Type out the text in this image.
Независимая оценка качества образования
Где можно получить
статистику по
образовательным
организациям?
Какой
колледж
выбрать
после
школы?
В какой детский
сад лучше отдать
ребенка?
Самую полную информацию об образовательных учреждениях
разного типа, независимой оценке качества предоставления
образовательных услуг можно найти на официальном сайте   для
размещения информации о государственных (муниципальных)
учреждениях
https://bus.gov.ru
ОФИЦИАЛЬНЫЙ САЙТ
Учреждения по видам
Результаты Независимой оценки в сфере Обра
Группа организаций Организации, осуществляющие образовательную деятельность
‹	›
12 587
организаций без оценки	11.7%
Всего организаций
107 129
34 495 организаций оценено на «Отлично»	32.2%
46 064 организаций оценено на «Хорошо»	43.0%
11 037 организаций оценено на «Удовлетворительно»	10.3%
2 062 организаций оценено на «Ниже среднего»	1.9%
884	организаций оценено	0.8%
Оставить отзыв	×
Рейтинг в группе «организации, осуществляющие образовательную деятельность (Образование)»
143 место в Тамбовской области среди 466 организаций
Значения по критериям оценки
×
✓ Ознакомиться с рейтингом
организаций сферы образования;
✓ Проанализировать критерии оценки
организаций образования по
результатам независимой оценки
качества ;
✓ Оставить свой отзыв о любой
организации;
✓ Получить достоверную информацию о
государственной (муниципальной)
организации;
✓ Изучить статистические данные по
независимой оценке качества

________

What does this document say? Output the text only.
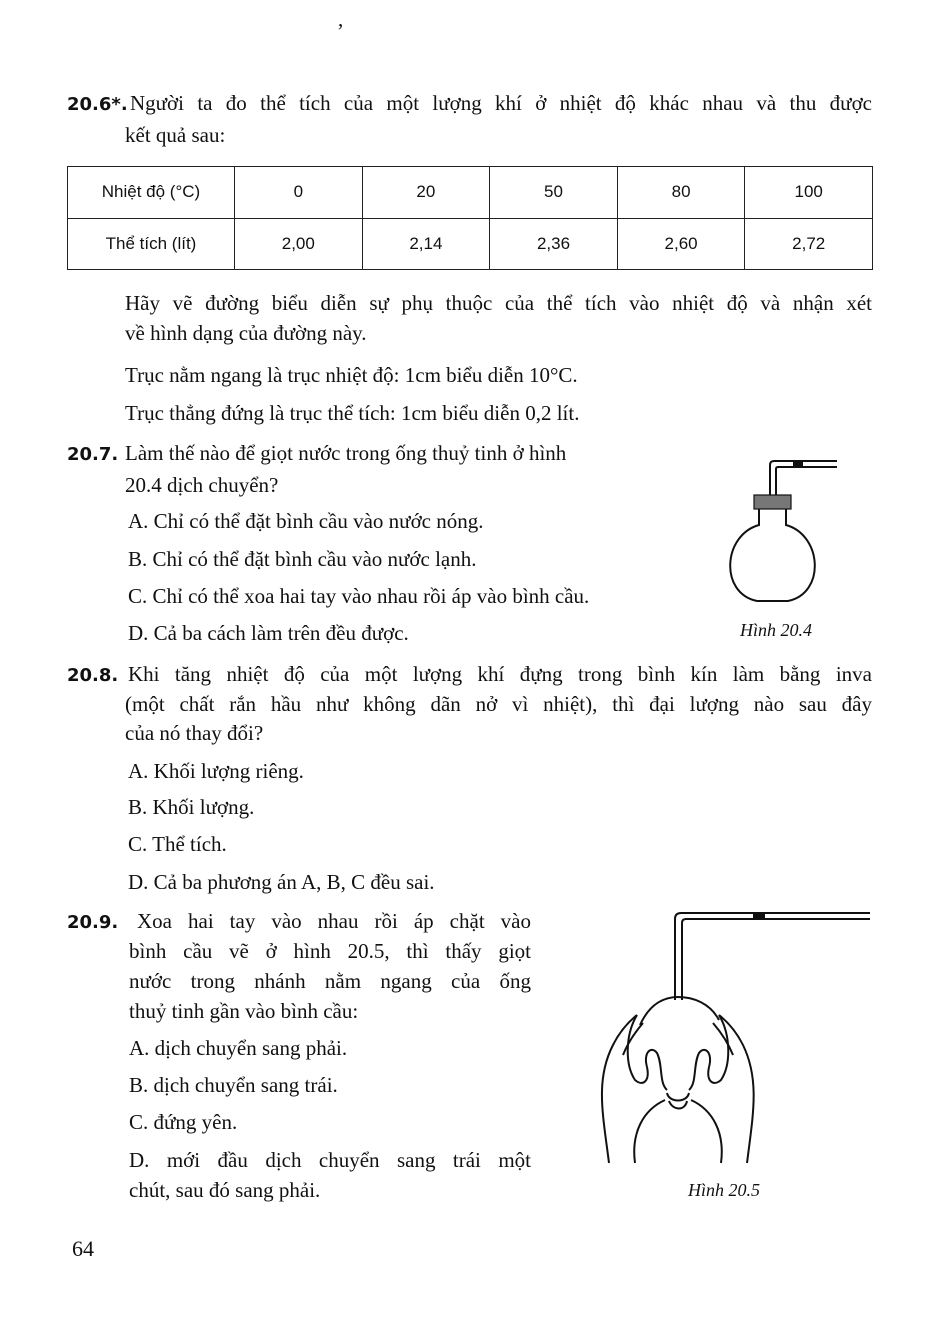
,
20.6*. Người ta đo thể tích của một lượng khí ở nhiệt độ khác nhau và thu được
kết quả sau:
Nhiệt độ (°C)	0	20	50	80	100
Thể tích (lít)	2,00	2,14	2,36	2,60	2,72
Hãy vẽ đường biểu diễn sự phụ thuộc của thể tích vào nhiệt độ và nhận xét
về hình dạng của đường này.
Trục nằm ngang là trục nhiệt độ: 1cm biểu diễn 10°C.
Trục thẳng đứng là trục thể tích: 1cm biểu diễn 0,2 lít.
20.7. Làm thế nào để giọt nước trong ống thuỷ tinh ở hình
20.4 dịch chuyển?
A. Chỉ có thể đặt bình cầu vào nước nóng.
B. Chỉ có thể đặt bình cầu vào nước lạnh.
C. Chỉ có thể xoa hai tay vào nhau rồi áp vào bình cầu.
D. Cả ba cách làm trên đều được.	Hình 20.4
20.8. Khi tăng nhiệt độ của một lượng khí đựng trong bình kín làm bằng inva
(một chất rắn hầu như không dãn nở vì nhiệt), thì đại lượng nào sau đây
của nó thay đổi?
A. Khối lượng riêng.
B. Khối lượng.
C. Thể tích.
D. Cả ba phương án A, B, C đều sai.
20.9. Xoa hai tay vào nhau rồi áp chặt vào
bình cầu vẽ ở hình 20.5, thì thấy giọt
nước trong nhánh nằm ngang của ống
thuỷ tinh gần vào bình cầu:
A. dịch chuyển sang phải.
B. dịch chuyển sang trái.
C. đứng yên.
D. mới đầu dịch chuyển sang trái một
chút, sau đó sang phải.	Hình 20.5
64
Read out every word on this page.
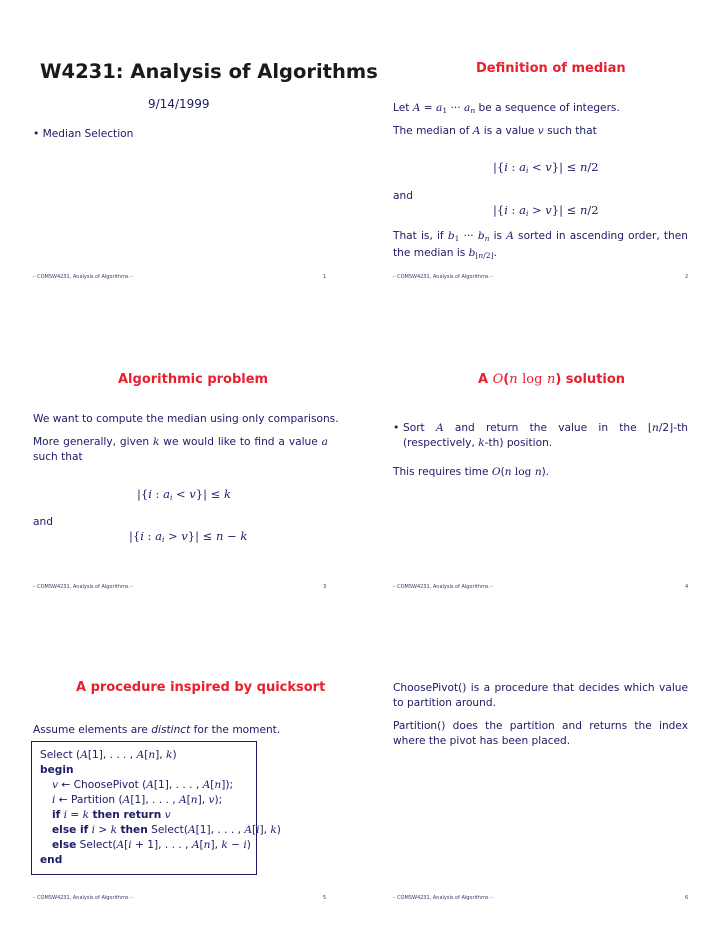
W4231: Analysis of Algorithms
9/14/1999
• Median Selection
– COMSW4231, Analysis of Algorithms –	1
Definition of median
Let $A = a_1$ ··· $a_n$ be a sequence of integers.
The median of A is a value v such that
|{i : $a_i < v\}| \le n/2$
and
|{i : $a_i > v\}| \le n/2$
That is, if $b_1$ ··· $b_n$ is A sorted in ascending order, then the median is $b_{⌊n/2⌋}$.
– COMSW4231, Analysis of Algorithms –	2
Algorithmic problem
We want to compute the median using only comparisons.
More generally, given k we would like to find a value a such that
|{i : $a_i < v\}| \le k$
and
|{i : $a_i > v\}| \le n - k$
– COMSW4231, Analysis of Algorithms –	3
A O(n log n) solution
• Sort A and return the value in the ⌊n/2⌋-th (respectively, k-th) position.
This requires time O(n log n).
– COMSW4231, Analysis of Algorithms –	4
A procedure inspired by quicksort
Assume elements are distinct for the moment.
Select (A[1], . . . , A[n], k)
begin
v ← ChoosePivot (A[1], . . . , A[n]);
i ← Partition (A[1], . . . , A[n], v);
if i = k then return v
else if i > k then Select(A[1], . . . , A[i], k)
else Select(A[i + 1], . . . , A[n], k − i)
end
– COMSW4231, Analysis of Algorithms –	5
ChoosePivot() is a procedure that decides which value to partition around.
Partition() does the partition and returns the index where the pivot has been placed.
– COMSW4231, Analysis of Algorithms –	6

________

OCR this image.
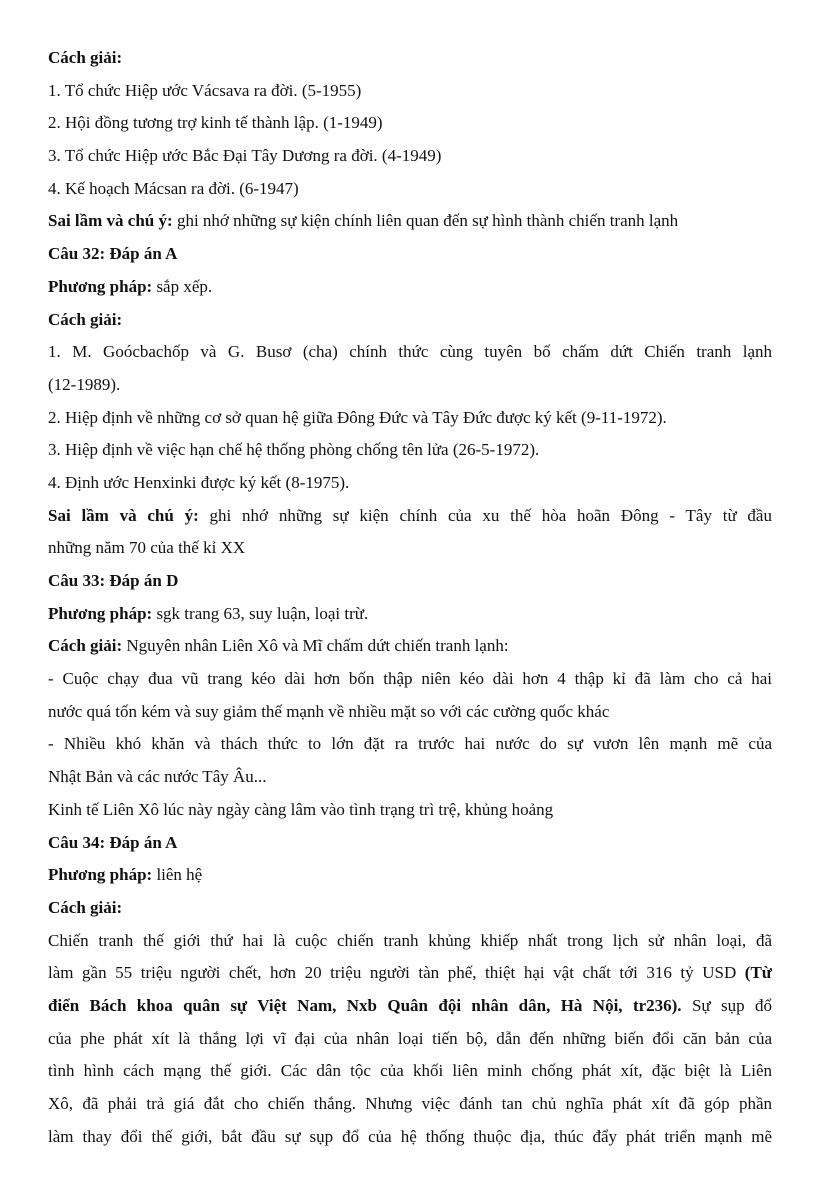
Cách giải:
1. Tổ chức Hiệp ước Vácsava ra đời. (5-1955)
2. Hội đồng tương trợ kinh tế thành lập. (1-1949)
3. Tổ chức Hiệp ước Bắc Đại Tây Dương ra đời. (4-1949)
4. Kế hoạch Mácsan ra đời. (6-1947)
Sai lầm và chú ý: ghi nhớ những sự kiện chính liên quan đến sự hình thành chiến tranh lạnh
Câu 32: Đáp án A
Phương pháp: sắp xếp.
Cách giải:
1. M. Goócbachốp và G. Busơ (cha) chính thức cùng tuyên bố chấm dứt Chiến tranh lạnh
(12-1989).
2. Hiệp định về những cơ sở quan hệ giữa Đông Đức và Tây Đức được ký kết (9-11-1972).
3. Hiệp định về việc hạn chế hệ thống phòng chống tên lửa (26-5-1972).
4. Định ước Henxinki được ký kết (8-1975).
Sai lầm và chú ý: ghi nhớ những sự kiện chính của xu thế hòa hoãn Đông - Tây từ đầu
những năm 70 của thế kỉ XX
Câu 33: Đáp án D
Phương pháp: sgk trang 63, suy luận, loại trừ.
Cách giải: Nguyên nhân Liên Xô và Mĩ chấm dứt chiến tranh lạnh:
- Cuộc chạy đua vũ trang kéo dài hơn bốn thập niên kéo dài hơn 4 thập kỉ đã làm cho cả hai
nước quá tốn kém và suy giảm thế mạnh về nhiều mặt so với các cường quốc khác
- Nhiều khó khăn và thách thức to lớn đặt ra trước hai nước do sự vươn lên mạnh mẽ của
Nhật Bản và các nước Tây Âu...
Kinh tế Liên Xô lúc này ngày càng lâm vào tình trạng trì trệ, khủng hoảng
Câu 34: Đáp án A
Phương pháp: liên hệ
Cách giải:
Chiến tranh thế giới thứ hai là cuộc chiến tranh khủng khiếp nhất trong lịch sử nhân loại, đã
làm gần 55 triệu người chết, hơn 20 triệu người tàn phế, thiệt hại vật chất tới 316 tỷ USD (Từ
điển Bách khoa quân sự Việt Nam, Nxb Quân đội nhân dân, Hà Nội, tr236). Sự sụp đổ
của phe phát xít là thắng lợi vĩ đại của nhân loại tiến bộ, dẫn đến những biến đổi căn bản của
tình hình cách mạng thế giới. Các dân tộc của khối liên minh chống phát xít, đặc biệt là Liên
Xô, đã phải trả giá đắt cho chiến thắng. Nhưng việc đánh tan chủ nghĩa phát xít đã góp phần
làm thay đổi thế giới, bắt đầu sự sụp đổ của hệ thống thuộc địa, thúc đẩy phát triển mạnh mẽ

________

- [What is needed]
Identify and copy all lines with the word "value".

- [Answer for the task]
The median of A is a value v such that
More generally, given k we would like to find a value a such that
• Sort A and return the value in the ⌊n/2⌋-th (respectively, k-th) position.
ChoosePivot() is a procedure that decides which value to partition around.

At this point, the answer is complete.